◆ Exercise details: Every line of the data that contains the string "image" must be copied.

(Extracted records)
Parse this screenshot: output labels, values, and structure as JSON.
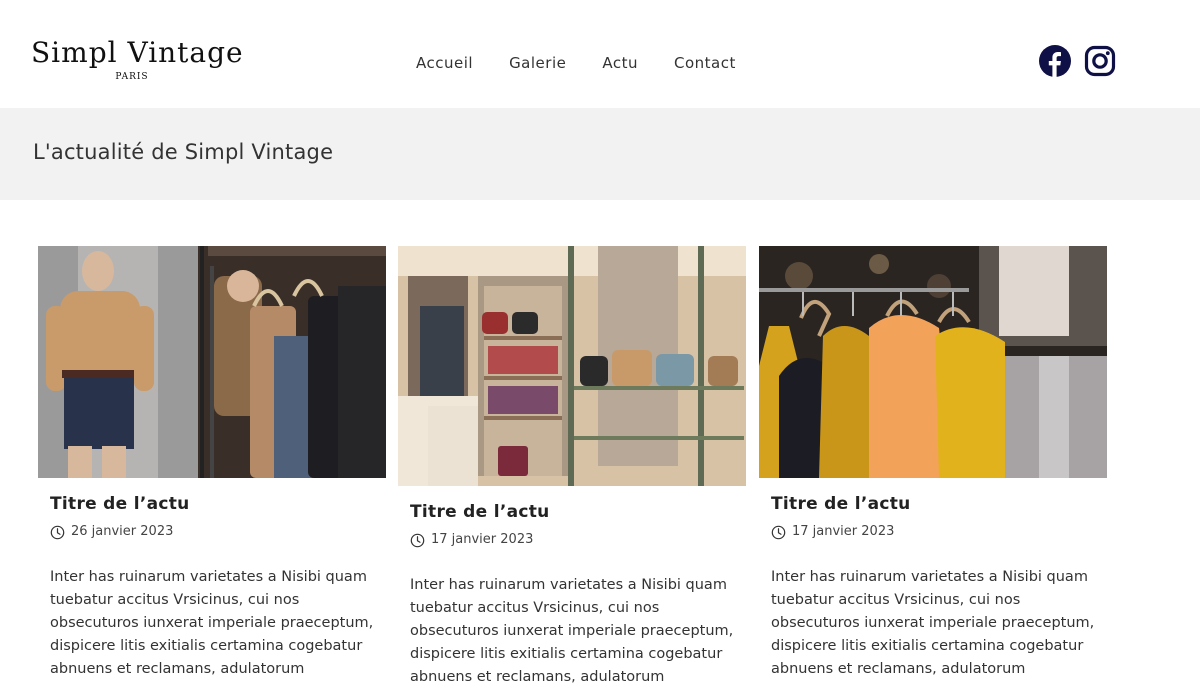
{
  "brand": {
    "name": "Simpl Vintage",
    "city": "PARIS"
  },
  "nav": {
    "items": [
      "Accueil",
      "Galerie",
      "Actu",
      "Contact"
    ]
  },
  "social": {
    "facebook_icon": "facebook-icon",
    "instagram_icon": "instagram-icon",
    "icon_color": "#0f1045"
  },
  "page": {
    "title": "L'actualité de Simpl Vintage",
    "band_color": "#f2f2f2"
  },
  "articles": [
    {
      "image": "clothing-store-mannequin-photo",
      "title": "Titre de l’actu",
      "date": "26 janvier 2023",
      "excerpt": "Inter has ruinarum varietates a Nisibi quam tuebatur accitus Vrsicinus, cui nos obsecuturos iunxerat imperiale praeceptum, dispicere litis exitialis certamina cogebatur abnuens et reclamans, adulatorum"
    },
    {
      "image": "handbag-boutique-interior-photo",
      "title": "Titre de l’actu",
      "date": "17 janvier 2023",
      "excerpt": "Inter has ruinarum varietates a Nisibi quam tuebatur accitus Vrsicinus, cui nos obsecuturos iunxerat imperiale praeceptum, dispicere litis exitialis certamina cogebatur abnuens et reclamans, adulatorum"
    },
    {
      "image": "colorful-tops-on-hangers-photo",
      "title": "Titre de l’actu",
      "date": "17 janvier 2023",
      "excerpt": "Inter has ruinarum varietates a Nisibi quam tuebatur accitus Vrsicinus, cui nos obsecuturos iunxerat imperiale praeceptum, dispicere litis exitialis certamina cogebatur abnuens et reclamans, adulatorum"
    }
  ]
}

◆ Solution for this exercise:
      "image": "clothing-store-mannequin-photo",
      "image": "handbag-boutique-interior-photo",
      "image": "colorful-tops-on-hangers-photo",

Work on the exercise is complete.